Stated exercise:
Restate the data word for word and leave the images out.

— Start of Input —

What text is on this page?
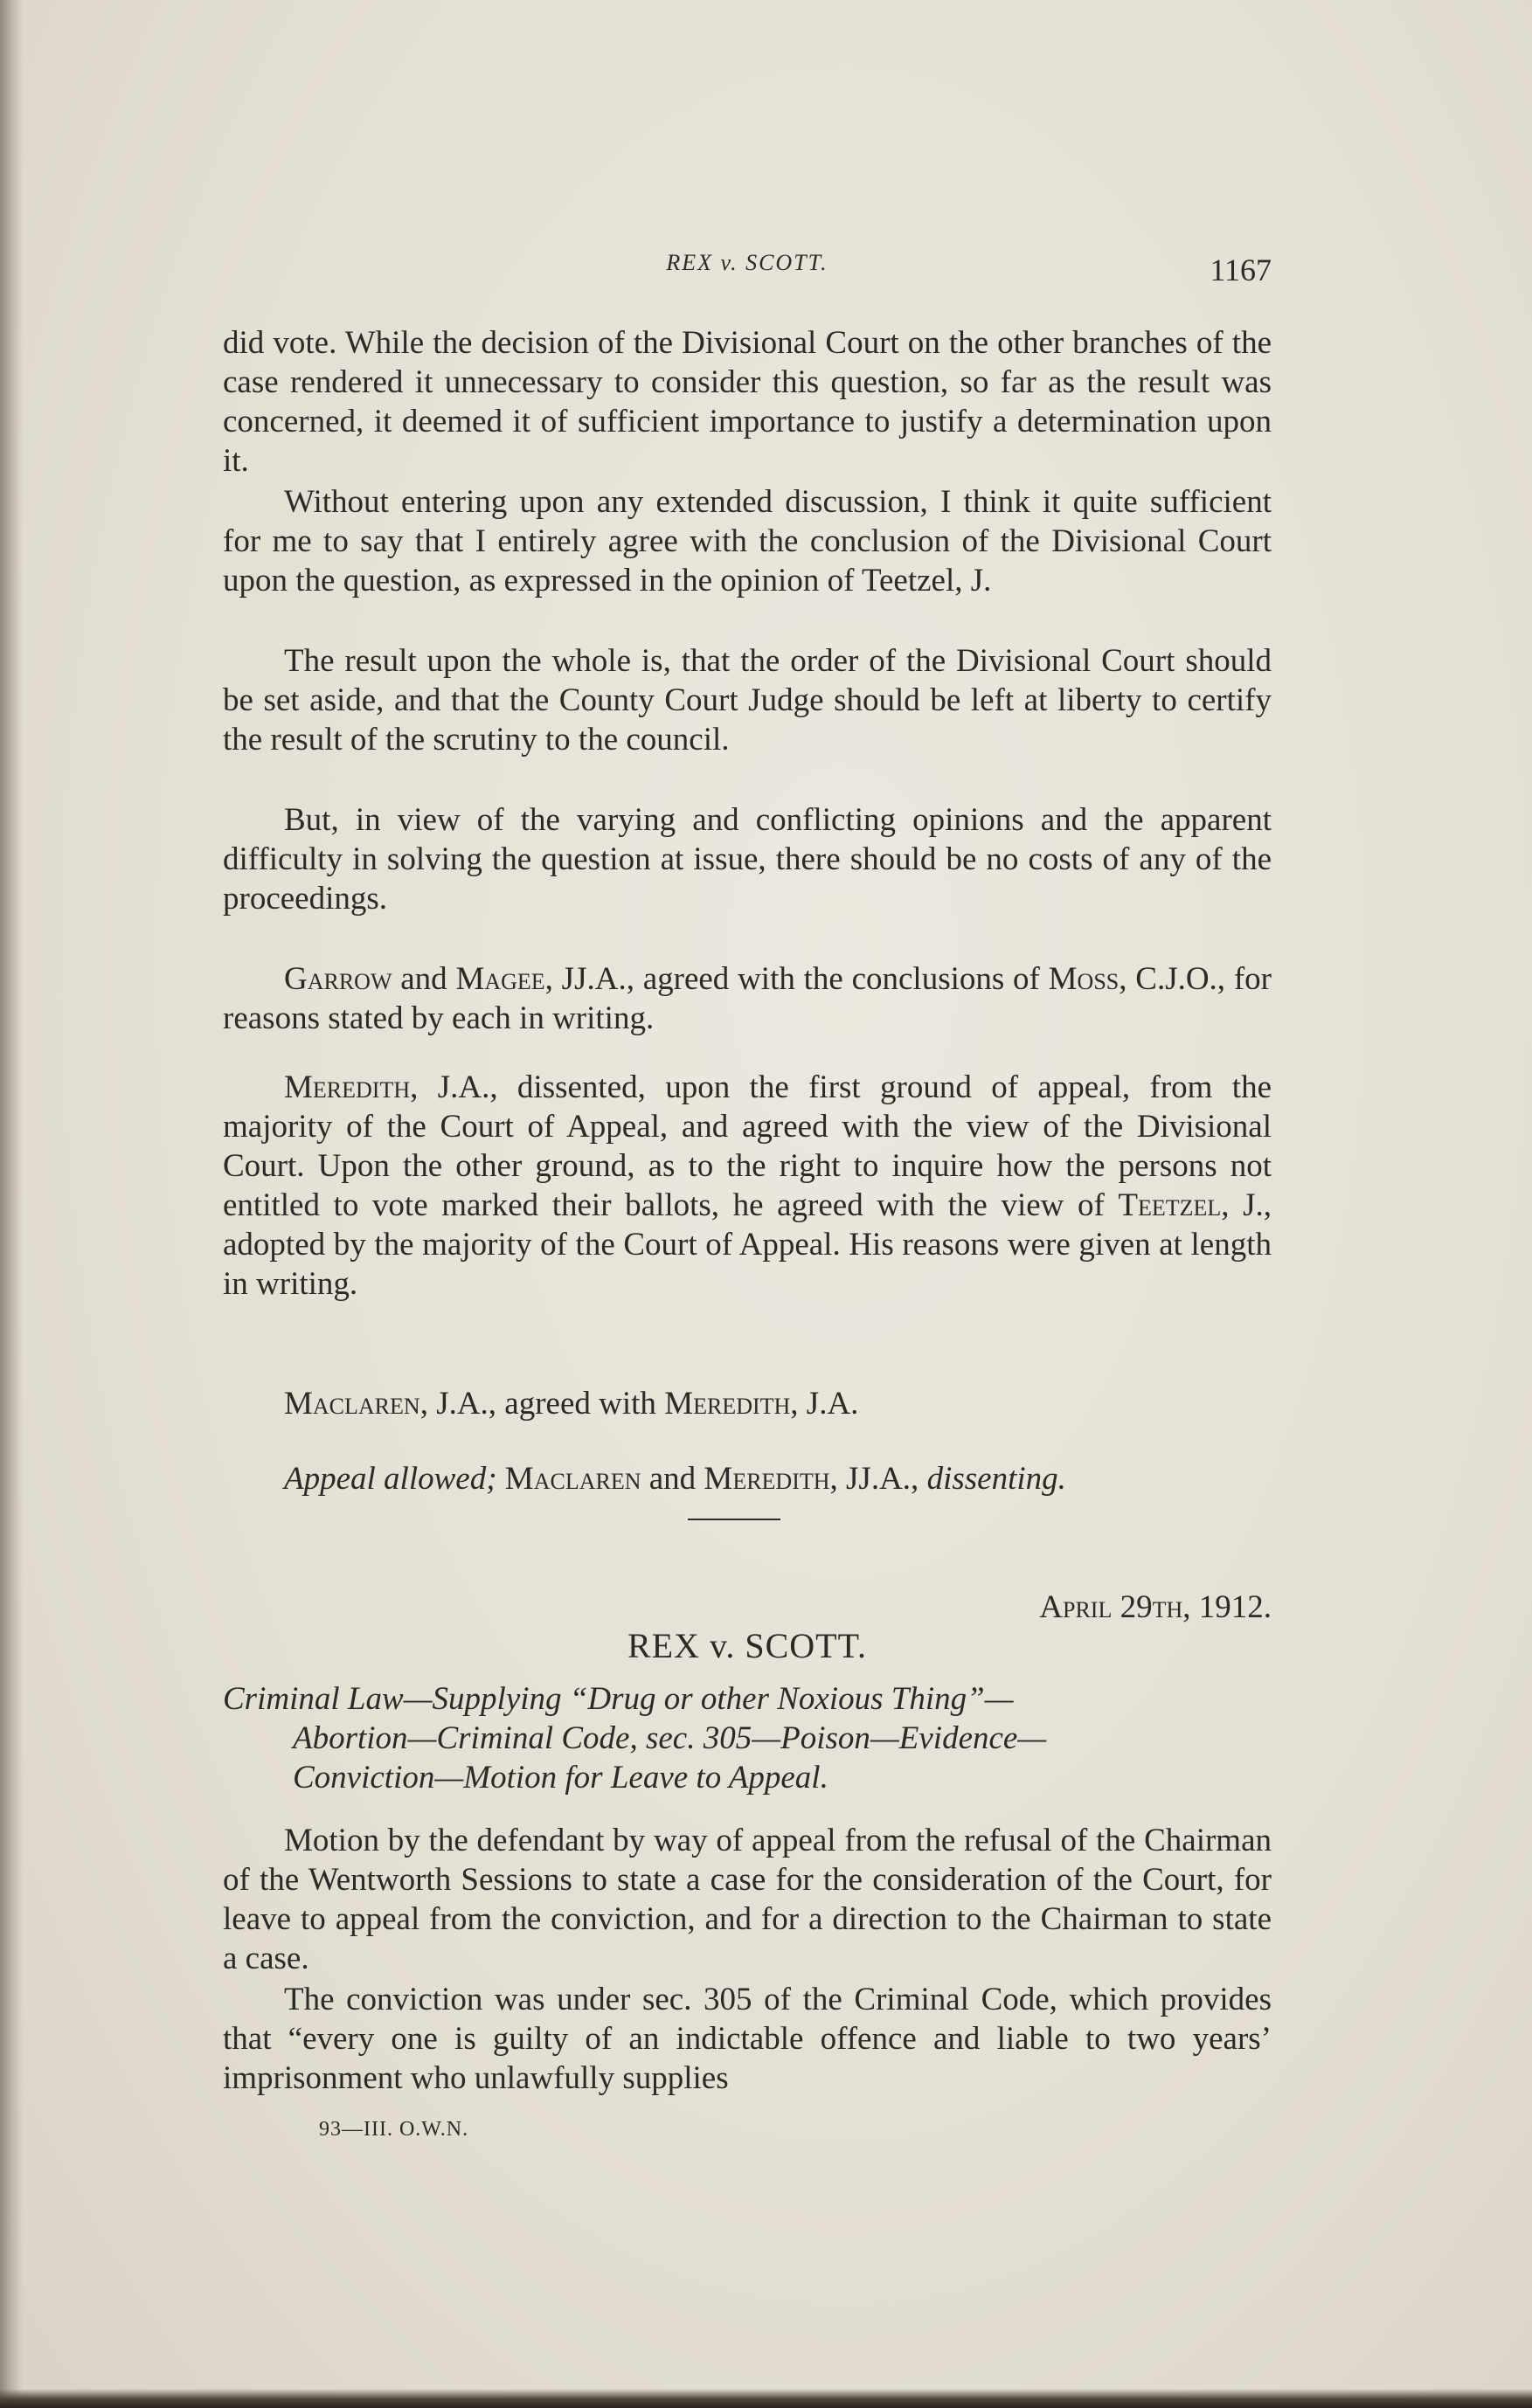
REX v. SCOTT.	1167

did vote. While the decision of the Divisional Court on the other branches of the case rendered it unnecessary to consider this question, so far as the result was concerned, it deemed it of sufficient importance to justify a determination upon it.

Without entering upon any extended discussion, I think it quite sufficient for me to say that I entirely agree with the conclusion of the Divisional Court upon the question, as expressed in the opinion of Teetzel, J.

The result upon the whole is, that the order of the Divisional Court should be set aside, and that the County Court Judge should be left at liberty to certify the result of the scrutiny to the council.

But, in view of the varying and conflicting opinions and the apparent difficulty in solving the question at issue, there should be no costs of any of the proceedings.

Garrow and Magee, JJ.A., agreed with the conclusions of Moss, C.J.O., for reasons stated by each in writing.

Meredith, J.A., dissented, upon the first ground of appeal, from the majority of the Court of Appeal, and agreed with the view of the Divisional Court. Upon the other ground, as to the right to inquire how the persons not entitled to vote marked their ballots, he agreed with the view of Teetzel, J., adopted by the majority of the Court of Appeal. His reasons were given at length in writing.

Maclaren, J.A., agreed with Meredith, J.A.

Appeal allowed; Maclaren and Meredith, JJ.A., dissenting.

April 29th, 1912.
REX v. SCOTT.
Criminal Law—Supplying “Drug or other Noxious Thing”—
Abortion—Criminal Code, sec. 305—Poison—Evidence—
Conviction—Motion for Leave to Appeal.

Motion by the defendant by way of appeal from the refusal of the Chairman of the Wentworth Sessions to state a case for the consideration of the Court, for leave to appeal from the conviction, and for a direction to the Chairman to state a case.

The conviction was under sec. 305 of the Criminal Code, which provides that “every one is guilty of an indictable offence and liable to two years’ imprisonment who unlawfully supplies

93—III. O.W.N.
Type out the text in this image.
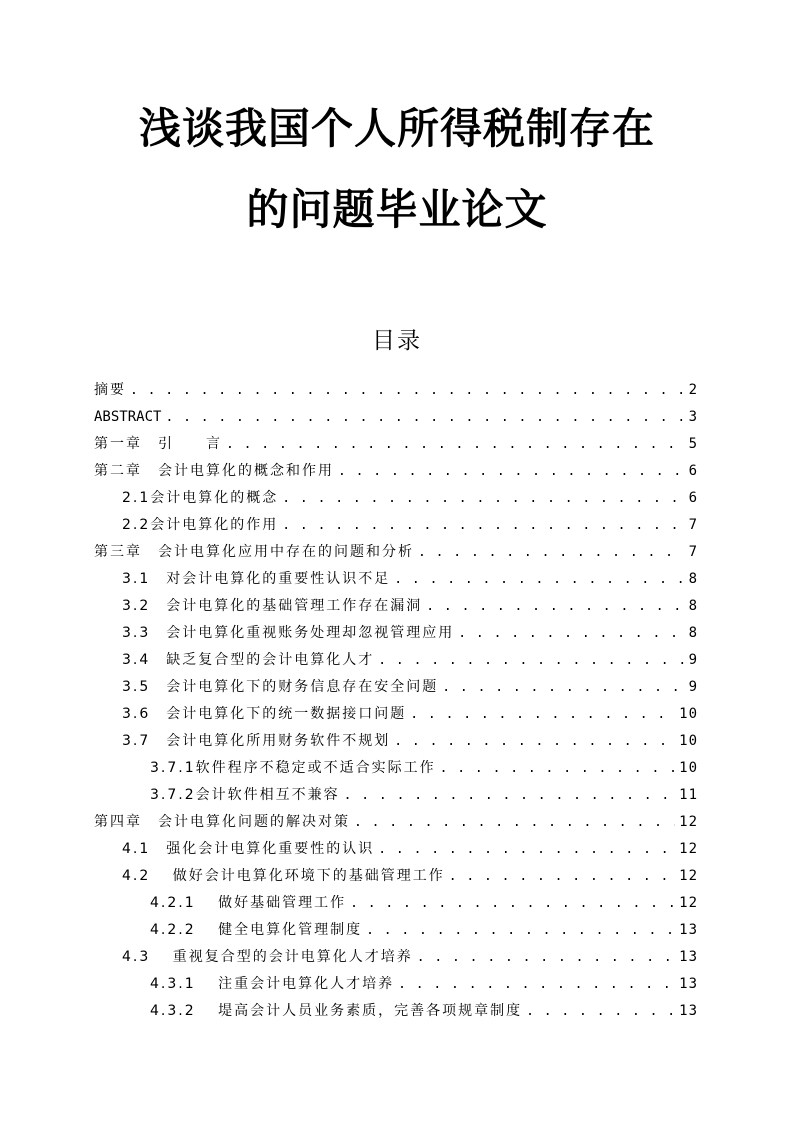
浅谈我国个人所得税制存在
的问题毕业论文
目录
摘要 . . .	2
ABSTRACT . . .	3
第一章　引　　言 . . .	5
第二章　会计电算化的概念和作用 . . .	6
2.1会计电算化的概念 . . .	6
2.2会计电算化的作用 . . .	7
第三章　会计电算化应用中存在的问题和分析 . . .	7
3.1　对会计电算化的重要性认识不足 . . .	8
3.2　会计电算化的基础管理工作存在漏洞 . . .	8
3.3　会计电算化重视账务处理却忽视管理应用 . . .	8
3.4　缺乏复合型的会计电算化人才 . . .	9
3.5　会计电算化下的财务信息存在安全问题 . . .	9
3.6　会计电算化下的统一数据接口问题 . . .	10
3.7　会计电算化所用财务软件不规划 . . .	10
3.7.1软件程序不稳定或不适合实际工作 . . .	10
3.7.2会计软件相互不兼容 . . .	11
第四章　会计电算化问题的解决对策 . . .	12
4.1　强化会计电算化重要性的认识 . . .	12
4.2　 做好会计电算化环境下的基础管理工作 . . .	12
4.2.1　 做好基础管理工作 . . .	12
4.2.2　 健全电算化管理制度 . . .	13
4.3　 重视复合型的会计电算化人才培养 . . .	13
4.3.1　 注重会计电算化人才培养 . . .	13
4.3.2　 堤高会计人员业务素质，完善各项规章制度 . . .	13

— End of Input —

Reply:
What text is on this page?
REX v. SCOTT.	1167

did vote. While the decision of the Divisional Court on the other branches of the case rendered it unnecessary to consider this question, so far as the result was concerned, it deemed it of sufficient importance to justify a determination upon it.

Without entering upon any extended discussion, I think it quite sufficient for me to say that I entirely agree with the conclusion of the Divisional Court upon the question, as expressed in the opinion of Teetzel, J.

The result upon the whole is, that the order of the Divisional Court should be set aside, and that the County Court Judge should be left at liberty to certify the result of the scrutiny to the council.

But, in view of the varying and conflicting opinions and the apparent difficulty in solving the question at issue, there should be no costs of any of the proceedings.

Garrow and Magee, JJ.A., agreed with the conclusions of Moss, C.J.O., for reasons stated by each in writing.

Meredith, J.A., dissented, upon the first ground of appeal, from the majority of the Court of Appeal, and agreed with the view of the Divisional Court. Upon the other ground, as to the right to inquire how the persons not entitled to vote marked their ballots, he agreed with the view of Teetzel, J., adopted by the majority of the Court of Appeal. His reasons were given at length in writing.

Maclaren, J.A., agreed with Meredith, J.A.

Appeal allowed; Maclaren and Meredith, JJ.A., dissenting.

April 29th, 1912.
REX v. SCOTT.
Criminal Law—Supplying “Drug or other Noxious Thing”—
Abortion—Criminal Code, sec. 305—Poison—Evidence—
Conviction—Motion for Leave to Appeal.

Motion by the defendant by way of appeal from the refusal of the Chairman of the Wentworth Sessions to state a case for the consideration of the Court, for leave to appeal from the conviction, and for a direction to the Chairman to state a case.

The conviction was under sec. 305 of the Criminal Code, which provides that “every one is guilty of an indictable offence and liable to two years’ imprisonment who unlawfully supplies

93—III. O.W.N.
Type out the text in this image.
浅谈我国个人所得税制存在
的问题毕业论文
目录
摘要 . . .	2
ABSTRACT . . .	3
第一章　引　　言 . . .	5
第二章　会计电算化的概念和作用 . . .	6
2.1会计电算化的概念 . . .	6
2.2会计电算化的作用 . . .	7
第三章　会计电算化应用中存在的问题和分析 . . .	7
3.1　对会计电算化的重要性认识不足 . . .	8
3.2　会计电算化的基础管理工作存在漏洞 . . .	8
3.3　会计电算化重视账务处理却忽视管理应用 . . .	8
3.4　缺乏复合型的会计电算化人才 . . .	9
3.5　会计电算化下的财务信息存在安全问题 . . .	9
3.6　会计电算化下的统一数据接口问题 . . .	10
3.7　会计电算化所用财务软件不规划 . . .	10
3.7.1软件程序不稳定或不适合实际工作 . . .	10
3.7.2会计软件相互不兼容 . . .	11
第四章　会计电算化问题的解决对策 . . .	12
4.1　强化会计电算化重要性的认识 . . .	12
4.2　 做好会计电算化环境下的基础管理工作 . . .	12
4.2.1　 做好基础管理工作 . . .	12
4.2.2　 健全电算化管理制度 . . .	13
4.3　 重视复合型的会计电算化人才培养 . . .	13
4.3.1　 注重会计电算化人才培养 . . .	13
4.3.2　 堤高会计人员业务素质，完善各项规章制度 . . .	13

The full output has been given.